> [EXERCISE BRIEF]: Skip every image and restate the data word for word.

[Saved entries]
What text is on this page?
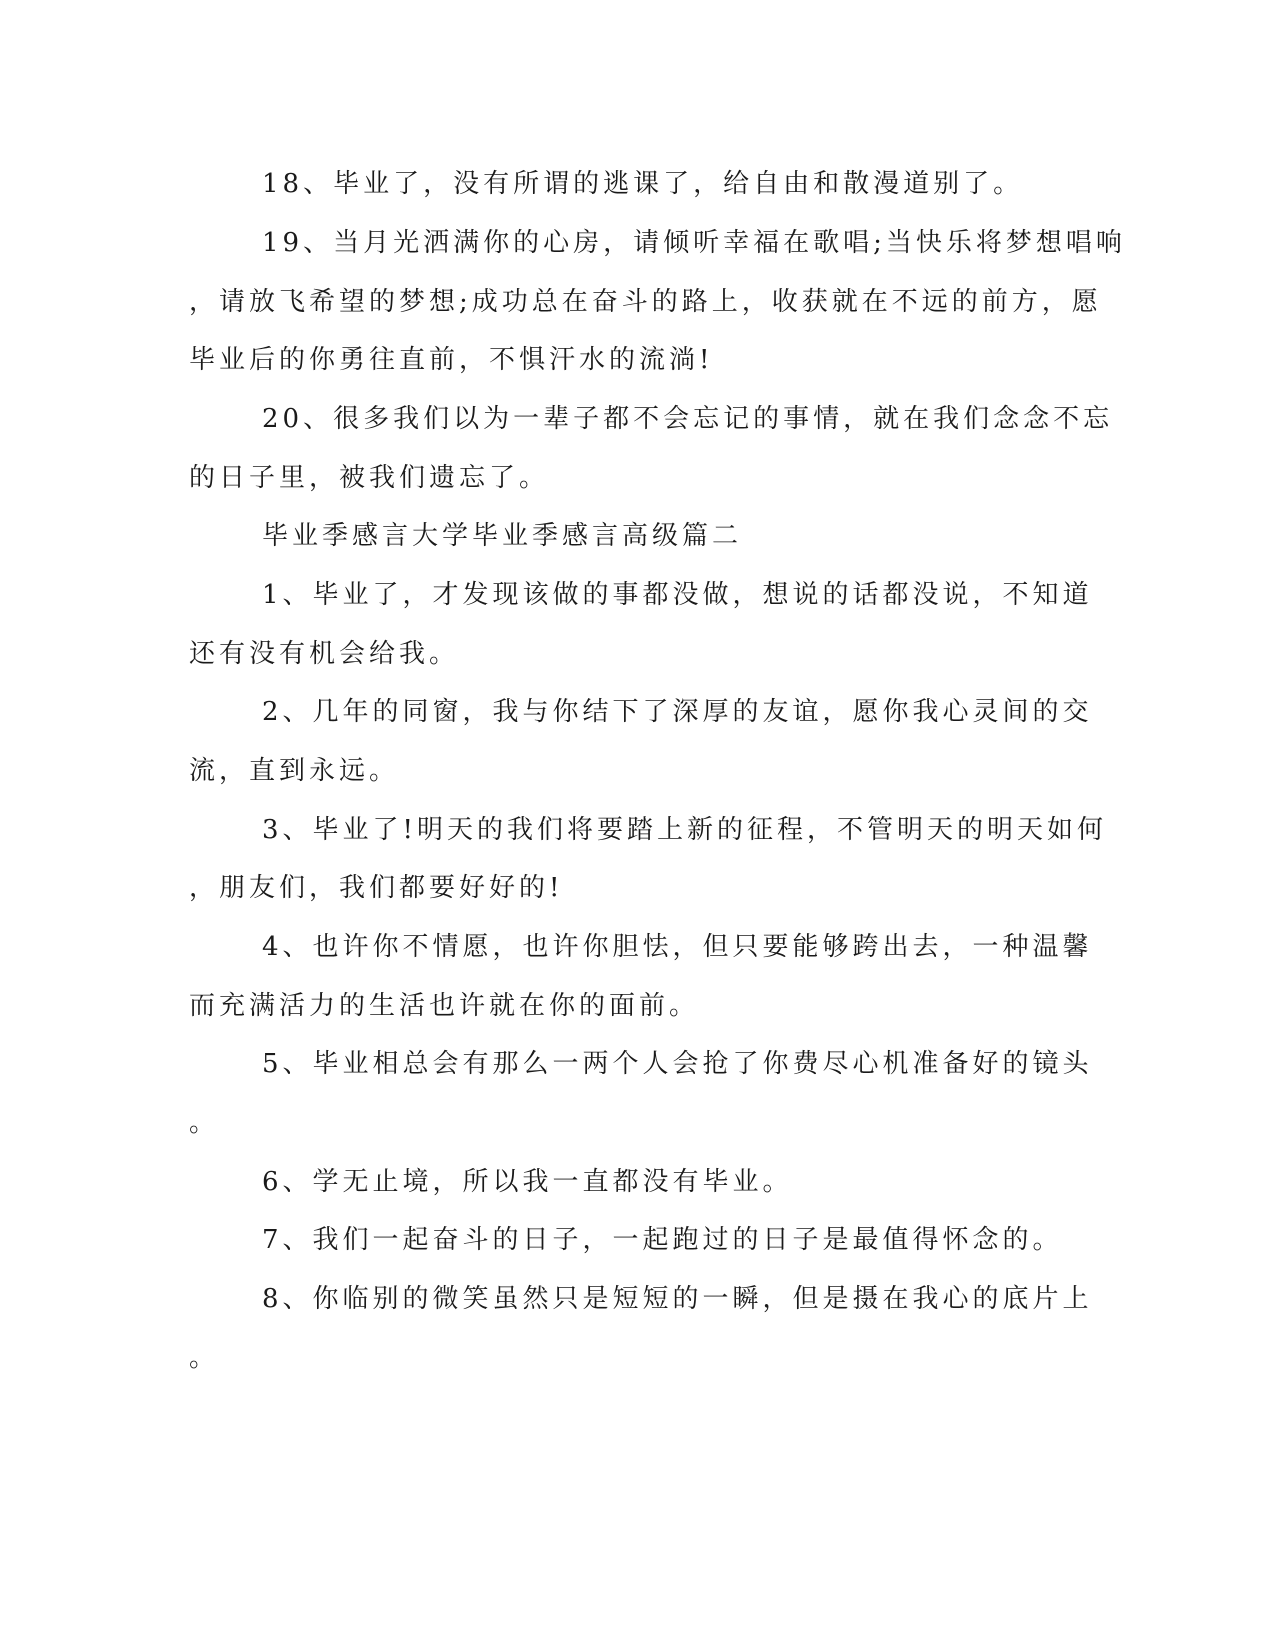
18、毕业了，没有所谓的逃课了，给自由和散漫道别了。
19、当月光洒满你的心房，请倾听幸福在歌唱;当快乐将梦想唱响
，请放飞希望的梦想;成功总在奋斗的路上，收获就在不远的前方，愿
毕业后的你勇往直前，不惧汗水的流淌!
20、很多我们以为一辈子都不会忘记的事情，就在我们念念不忘
的日子里，被我们遗忘了。
毕业季感言大学毕业季感言高级篇二
1、毕业了，才发现该做的事都没做，想说的话都没说，不知道
还有没有机会给我。
2、几年的同窗，我与你结下了深厚的友谊，愿你我心灵间的交
流，直到永远。
3、毕业了!明天的我们将要踏上新的征程，不管明天的明天如何
，朋友们，我们都要好好的!
4、也许你不情愿，也许你胆怯，但只要能够跨出去，一种温馨
而充满活力的生活也许就在你的面前。
5、毕业相总会有那么一两个人会抢了你费尽心机准备好的镜头
。
6、学无止境，所以我一直都没有毕业。
7、我们一起奋斗的日子，一起跑过的日子是最值得怀念的。
8、你临别的微笑虽然只是短短的一瞬，但是摄在我心的底片上
。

> [THE RESPONSE]:
What text is on this page?
18、毕业了，没有所谓的逃课了，给自由和散漫道别了。
19、当月光洒满你的心房，请倾听幸福在歌唱;当快乐将梦想唱响
，请放飞希望的梦想;成功总在奋斗的路上，收获就在不远的前方，愿
毕业后的你勇往直前，不惧汗水的流淌!
20、很多我们以为一辈子都不会忘记的事情，就在我们念念不忘
的日子里，被我们遗忘了。
毕业季感言大学毕业季感言高级篇二
1、毕业了，才发现该做的事都没做，想说的话都没说，不知道
还有没有机会给我。
2、几年的同窗，我与你结下了深厚的友谊，愿你我心灵间的交
流，直到永远。
3、毕业了!明天的我们将要踏上新的征程，不管明天的明天如何
，朋友们，我们都要好好的!
4、也许你不情愿，也许你胆怯，但只要能够跨出去，一种温馨
而充满活力的生活也许就在你的面前。
5、毕业相总会有那么一两个人会抢了你费尽心机准备好的镜头
。
6、学无止境，所以我一直都没有毕业。
7、我们一起奋斗的日子，一起跑过的日子是最值得怀念的。
8、你临别的微笑虽然只是短短的一瞬，但是摄在我心的底片上
。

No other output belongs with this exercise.